# WORK REQUIRED
If a line in the entries below includes the string "JSON", copy it out.

# Items from a dataset
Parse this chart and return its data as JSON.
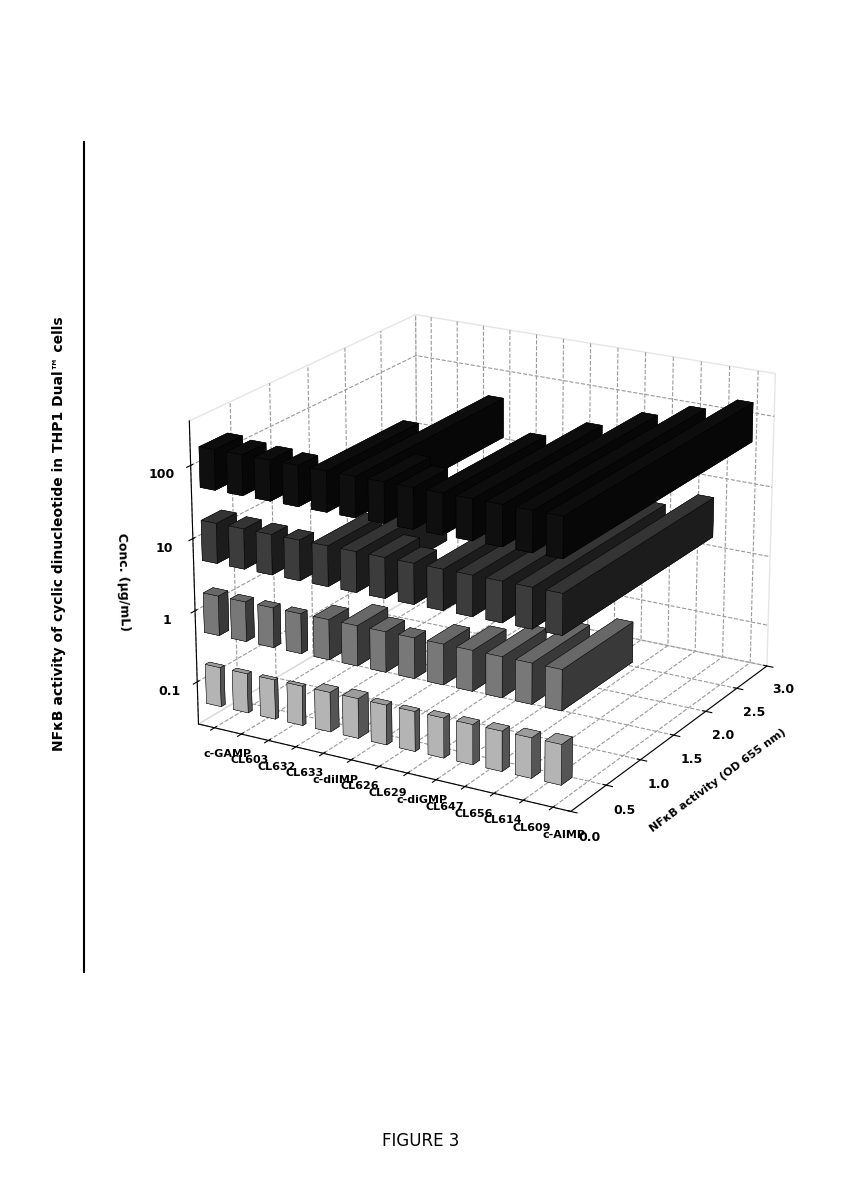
{
  "title": "NFκB activity of cyclic dinucleotide in THP1 Dual™ cells",
  "z_axis_label": "NFκB activity (OD 655 nm)",
  "figure_caption": "FIGURE 3",
  "compounds": [
    "c-GAMP",
    "CL603",
    "CL632",
    "CL633",
    "c-diIMP",
    "CL626",
    "CL629",
    "c-diGMP",
    "CL647",
    "CL656",
    "CL614",
    "CL609",
    "c-AIMP"
  ],
  "concentrations": [
    "0.1",
    "1",
    "10",
    "100"
  ],
  "conc_label": "Conc. (µg/mL)",
  "xlim": [
    0.0,
    3.0
  ],
  "xticks": [
    0.0,
    0.5,
    1.0,
    1.5,
    2.0,
    2.5,
    3.0
  ],
  "data": {
    "c-GAMP": [
      0.05,
      0.12,
      0.25,
      0.35
    ],
    "CL603": [
      0.05,
      0.1,
      0.22,
      0.3
    ],
    "CL632": [
      0.04,
      0.09,
      0.2,
      0.28
    ],
    "CL633": [
      0.04,
      0.08,
      0.18,
      0.25
    ],
    "c-diIMP": [
      0.11,
      0.25,
      0.7,
      1.2
    ],
    "CL626": [
      0.13,
      0.4,
      1.2,
      2.0
    ],
    "CL629": [
      0.07,
      0.25,
      0.45,
      0.6
    ],
    "c-diGMP": [
      0.06,
      0.15,
      0.3,
      0.45
    ],
    "CL647": [
      0.08,
      0.35,
      0.8,
      1.4
    ],
    "CL656": [
      0.09,
      0.45,
      1.2,
      1.8
    ],
    "CL614": [
      0.1,
      0.6,
      1.6,
      2.2
    ],
    "CL609": [
      0.12,
      0.8,
      1.9,
      2.5
    ],
    "c-AIMP": [
      0.15,
      1.0,
      2.2,
      2.8
    ]
  },
  "bar_colors": {
    "0.1": "#cccccc",
    "1": "#888888",
    "10": "#444444",
    "100": "#111111"
  },
  "background_color": "#ffffff",
  "grid_color": "#999999",
  "elev": 20,
  "azim": 30
}
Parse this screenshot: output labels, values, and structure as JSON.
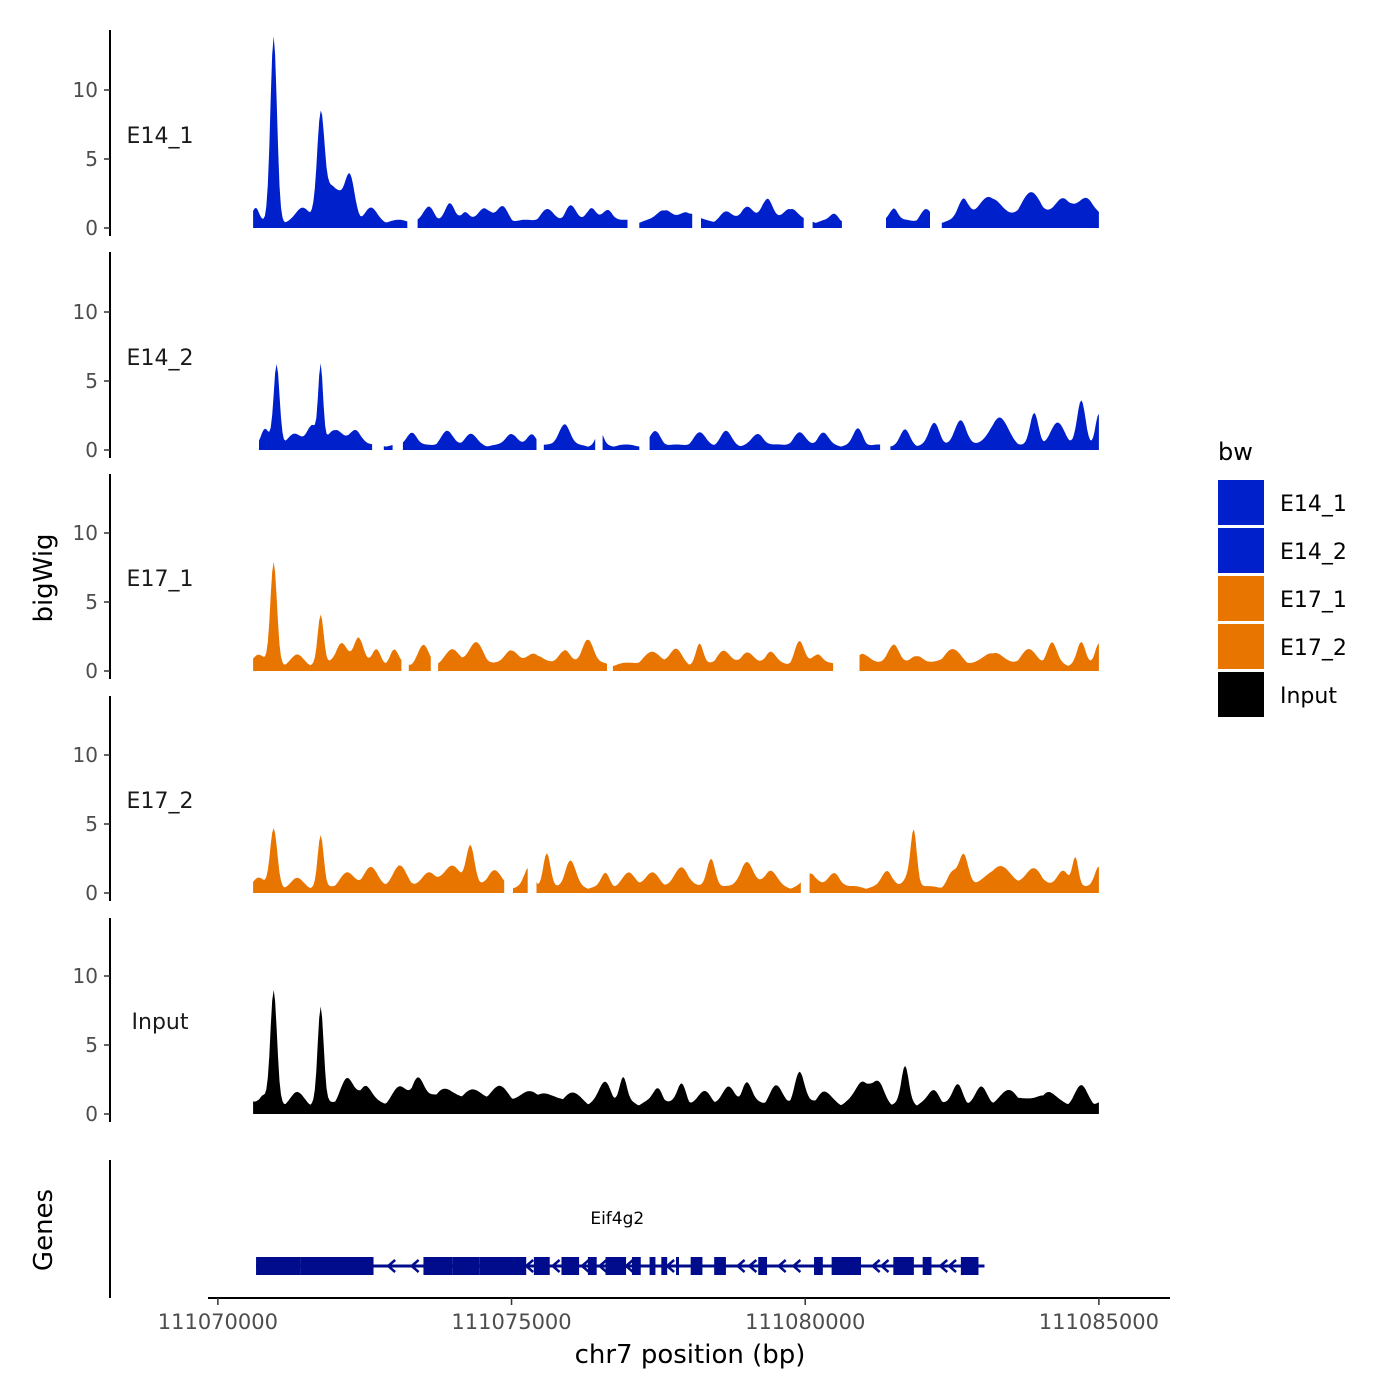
{
  "chart_data": {
    "type": "area",
    "ylabel": "bigWig",
    "genes_label": "Genes",
    "xlabel": "chr7 position (bp)",
    "xlim": [
      111069900,
      111085700
    ],
    "ylim": [
      0,
      14
    ],
    "x_ticks": [
      111070000,
      111075000,
      111080000,
      111085000
    ],
    "x_tick_labels": [
      "111070000",
      "111075000",
      "111080000",
      "111085000"
    ],
    "y_ticks": [
      0,
      5,
      10
    ],
    "y_tick_labels": [
      "0",
      "5",
      "10"
    ],
    "legend": {
      "title": "bw",
      "position": "right",
      "entries": [
        {
          "label": "E14_1",
          "color": "#0020CC"
        },
        {
          "label": "E14_2",
          "color": "#0020CC"
        },
        {
          "label": "E17_1",
          "color": "#E87500"
        },
        {
          "label": "E17_2",
          "color": "#E87500"
        },
        {
          "label": "Input",
          "color": "#000000"
        }
      ]
    },
    "tracks": [
      {
        "name": "E14_1",
        "label": "E14_1",
        "color": "#0020CC",
        "x_start": 111070600,
        "x_end": 111085000,
        "gaps": [
          [
            111073250,
            111073380
          ],
          [
            111077000,
            111077150
          ],
          [
            111078100,
            111078200
          ],
          [
            111080000,
            111080100
          ],
          [
            111080650,
            111081350
          ],
          [
            111082150,
            111082300
          ]
        ],
        "base": 0.6,
        "peaks": [
          [
            111070650,
            1.0,
            60
          ],
          [
            111070950,
            13.3,
            55
          ],
          [
            111071450,
            0.9,
            110
          ],
          [
            111071750,
            6.6,
            60
          ],
          [
            111071950,
            2.6,
            170
          ],
          [
            111072250,
            2.8,
            80
          ],
          [
            111072600,
            0.9,
            100
          ],
          [
            111073600,
            1.0,
            90
          ],
          [
            111073950,
            1.2,
            80
          ],
          [
            111074200,
            0.7,
            70
          ],
          [
            111074550,
            1.0,
            100
          ],
          [
            111074850,
            1.0,
            90
          ],
          [
            111075600,
            0.8,
            110
          ],
          [
            111076000,
            1.1,
            90
          ],
          [
            111076350,
            1.0,
            80
          ],
          [
            111076650,
            0.8,
            90
          ],
          [
            111077600,
            0.9,
            110
          ],
          [
            111078000,
            0.7,
            120
          ],
          [
            111078650,
            0.6,
            100
          ],
          [
            111079000,
            1.0,
            110
          ],
          [
            111079350,
            1.7,
            90
          ],
          [
            111079750,
            1.0,
            110
          ],
          [
            111080500,
            0.5,
            70
          ],
          [
            111081500,
            1.0,
            70
          ],
          [
            111082050,
            0.8,
            90
          ],
          [
            111082700,
            1.6,
            90
          ],
          [
            111083150,
            1.8,
            180
          ],
          [
            111083850,
            2.0,
            180
          ],
          [
            111084400,
            1.6,
            140
          ],
          [
            111084800,
            1.6,
            150
          ]
        ]
      },
      {
        "name": "E14_2",
        "label": "E14_2",
        "color": "#0020CC",
        "x_start": 111070700,
        "x_end": 111085000,
        "gaps": [
          [
            111072650,
            111072800
          ],
          [
            111073000,
            111073130
          ],
          [
            111075450,
            111075530
          ],
          [
            111076450,
            111076530
          ],
          [
            111077200,
            111077330
          ],
          [
            111081300,
            111081430
          ]
        ],
        "base": 0.4,
        "peaks": [
          [
            111070800,
            1.2,
            70
          ],
          [
            111071000,
            5.8,
            50
          ],
          [
            111071300,
            0.8,
            120
          ],
          [
            111071750,
            5.5,
            40
          ],
          [
            111071600,
            1.5,
            80
          ],
          [
            111072000,
            1.2,
            120
          ],
          [
            111072350,
            1.1,
            100
          ],
          [
            111073300,
            1.0,
            80
          ],
          [
            111073900,
            1.0,
            100
          ],
          [
            111074300,
            0.8,
            100
          ],
          [
            111075000,
            0.9,
            90
          ],
          [
            111075350,
            0.8,
            80
          ],
          [
            111075900,
            1.6,
            90
          ],
          [
            111076500,
            1.0,
            60
          ],
          [
            111077450,
            1.0,
            90
          ],
          [
            111078200,
            0.9,
            100
          ],
          [
            111078650,
            1.0,
            90
          ],
          [
            111079200,
            0.8,
            100
          ],
          [
            111079900,
            0.9,
            100
          ],
          [
            111080300,
            0.9,
            90
          ],
          [
            111080900,
            1.2,
            80
          ],
          [
            111081700,
            1.1,
            80
          ],
          [
            111082200,
            1.6,
            90
          ],
          [
            111082650,
            1.8,
            100
          ],
          [
            111083300,
            2.0,
            150
          ],
          [
            111083900,
            2.3,
            70
          ],
          [
            111084300,
            1.6,
            120
          ],
          [
            111084700,
            3.2,
            70
          ],
          [
            111085000,
            2.3,
            60
          ]
        ]
      },
      {
        "name": "E17_1",
        "label": "E17_1",
        "color": "#E87500",
        "x_start": 111070600,
        "x_end": 111085000,
        "gaps": [
          [
            111073130,
            111073230
          ],
          [
            111073630,
            111073730
          ],
          [
            111076630,
            111076720
          ],
          [
            111080500,
            111080920
          ]
        ],
        "base": 0.6,
        "peaks": [
          [
            111070700,
            0.8,
            80
          ],
          [
            111070950,
            7.3,
            55
          ],
          [
            111071350,
            0.6,
            100
          ],
          [
            111071750,
            3.5,
            50
          ],
          [
            111072100,
            1.5,
            100
          ],
          [
            111072400,
            2.0,
            80
          ],
          [
            111072700,
            1.0,
            70
          ],
          [
            111073000,
            1.0,
            70
          ],
          [
            111073500,
            1.3,
            90
          ],
          [
            111074000,
            1.0,
            120
          ],
          [
            111074400,
            1.5,
            120
          ],
          [
            111075000,
            1.1,
            100
          ],
          [
            111075400,
            0.8,
            120
          ],
          [
            111075900,
            1.1,
            90
          ],
          [
            111076300,
            1.9,
            90
          ],
          [
            111077400,
            0.8,
            150
          ],
          [
            111077800,
            1.0,
            100
          ],
          [
            111078200,
            1.4,
            60
          ],
          [
            111078600,
            0.9,
            110
          ],
          [
            111079000,
            0.8,
            110
          ],
          [
            111079400,
            0.9,
            90
          ],
          [
            111079900,
            1.6,
            80
          ],
          [
            111080200,
            0.8,
            80
          ],
          [
            111081000,
            0.8,
            100
          ],
          [
            111081500,
            1.5,
            90
          ],
          [
            111081900,
            0.7,
            90
          ],
          [
            111082500,
            1.0,
            150
          ],
          [
            111083200,
            0.9,
            140
          ],
          [
            111083800,
            1.0,
            130
          ],
          [
            111084200,
            1.5,
            80
          ],
          [
            111084700,
            1.5,
            70
          ],
          [
            111085000,
            1.5,
            70
          ]
        ]
      },
      {
        "name": "E17_2",
        "label": "E17_2",
        "color": "#E87500",
        "x_start": 111070600,
        "x_end": 111085000,
        "gaps": [
          [
            111074900,
            111075000
          ],
          [
            111075300,
            111075400
          ],
          [
            111079950,
            111080050
          ]
        ],
        "base": 0.5,
        "peaks": [
          [
            111070700,
            0.8,
            80
          ],
          [
            111070950,
            4.2,
            60
          ],
          [
            111071350,
            0.6,
            100
          ],
          [
            111071750,
            3.7,
            50
          ],
          [
            111072200,
            1.0,
            120
          ],
          [
            111072600,
            1.4,
            120
          ],
          [
            111073100,
            1.5,
            120
          ],
          [
            111073600,
            1.0,
            120
          ],
          [
            111074000,
            1.5,
            150
          ],
          [
            111074300,
            2.8,
            70
          ],
          [
            111074700,
            1.2,
            120
          ],
          [
            111075300,
            1.4,
            80
          ],
          [
            111075600,
            2.4,
            60
          ],
          [
            111076000,
            1.9,
            90
          ],
          [
            111076600,
            1.0,
            70
          ],
          [
            111077000,
            1.0,
            110
          ],
          [
            111077400,
            1.0,
            120
          ],
          [
            111077900,
            1.4,
            120
          ],
          [
            111078400,
            2.1,
            70
          ],
          [
            111079000,
            1.8,
            110
          ],
          [
            111079400,
            1.2,
            110
          ],
          [
            111080100,
            1.0,
            110
          ],
          [
            111080500,
            1.0,
            100
          ],
          [
            111081400,
            1.2,
            90
          ],
          [
            111081800,
            1.0,
            90
          ],
          [
            111081850,
            3.4,
            50
          ],
          [
            111082500,
            1.0,
            80
          ],
          [
            111082700,
            2.4,
            80
          ],
          [
            111083300,
            1.5,
            200
          ],
          [
            111083900,
            1.3,
            140
          ],
          [
            111084400,
            1.2,
            100
          ],
          [
            111084600,
            2.0,
            50
          ],
          [
            111085000,
            1.5,
            80
          ]
        ]
      },
      {
        "name": "Input",
        "label": "Input",
        "color": "#000000",
        "x_start": 111070600,
        "x_end": 111085000,
        "gaps": [],
        "base": 1.0,
        "peaks": [
          [
            111070750,
            0.6,
            60
          ],
          [
            111070950,
            8.0,
            55
          ],
          [
            111071350,
            0.6,
            100
          ],
          [
            111071750,
            6.8,
            50
          ],
          [
            111072200,
            1.6,
            110
          ],
          [
            111072500,
            1.2,
            100
          ],
          [
            111073100,
            1.0,
            120
          ],
          [
            111073400,
            1.7,
            100
          ],
          [
            111073800,
            0.9,
            150
          ],
          [
            111074300,
            0.8,
            200
          ],
          [
            111074800,
            1.0,
            150
          ],
          [
            111075400,
            0.8,
            200
          ],
          [
            111076000,
            0.6,
            150
          ],
          [
            111076600,
            1.4,
            100
          ],
          [
            111076900,
            1.7,
            60
          ],
          [
            111077500,
            1.0,
            80
          ],
          [
            111077900,
            1.3,
            70
          ],
          [
            111078300,
            0.7,
            100
          ],
          [
            111078700,
            1.0,
            100
          ],
          [
            111079000,
            1.4,
            80
          ],
          [
            111079500,
            1.1,
            100
          ],
          [
            111079900,
            2.1,
            80
          ],
          [
            111080300,
            0.7,
            110
          ],
          [
            111081000,
            1.6,
            120
          ],
          [
            111081250,
            1.2,
            90
          ],
          [
            111081700,
            2.5,
            60
          ],
          [
            111082200,
            0.8,
            90
          ],
          [
            111082600,
            1.2,
            80
          ],
          [
            111083000,
            1.0,
            90
          ],
          [
            111083500,
            0.8,
            150
          ],
          [
            111084100,
            0.8,
            120
          ],
          [
            111084700,
            1.1,
            100
          ]
        ]
      }
    ],
    "gene": {
      "name": "Eif4g2",
      "label": "Eif4g2",
      "color": "#000C8C",
      "x_start": 111070650,
      "x_end": 111082950,
      "strand": "-",
      "exons": [
        [
          111070650,
          111071400
        ],
        [
          111071400,
          111072650
        ],
        [
          111073500,
          111074000
        ],
        [
          111074000,
          111074450
        ],
        [
          111074450,
          111075050
        ],
        [
          111075050,
          111075250
        ],
        [
          111075380,
          111075650
        ],
        [
          111075850,
          111076150
        ],
        [
          111076300,
          111076450
        ],
        [
          111076600,
          111076950
        ],
        [
          111077050,
          111077200
        ],
        [
          111077350,
          111077450
        ],
        [
          111077550,
          111077650
        ],
        [
          111077800,
          111077850
        ],
        [
          111078050,
          111078250
        ],
        [
          111078450,
          111078650
        ],
        [
          111079200,
          111079350
        ],
        [
          111080150,
          111080300
        ],
        [
          111080450,
          111080950
        ],
        [
          111081500,
          111081850
        ],
        [
          111082000,
          111082150
        ],
        [
          111082650,
          111082950
        ]
      ],
      "arrows": [
        111072950,
        111073350,
        111075300,
        111075750,
        111076250,
        111076550,
        111077000,
        111077700,
        111078900,
        111079100,
        111079600,
        111079850,
        111081200,
        111081350,
        111082350,
        111082500
      ]
    }
  }
}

# ANSWER TO THIS PROBLEM
Parse this chart and return its data as JSON.
Parse this screenshot: output labels, values, and structure as JSON.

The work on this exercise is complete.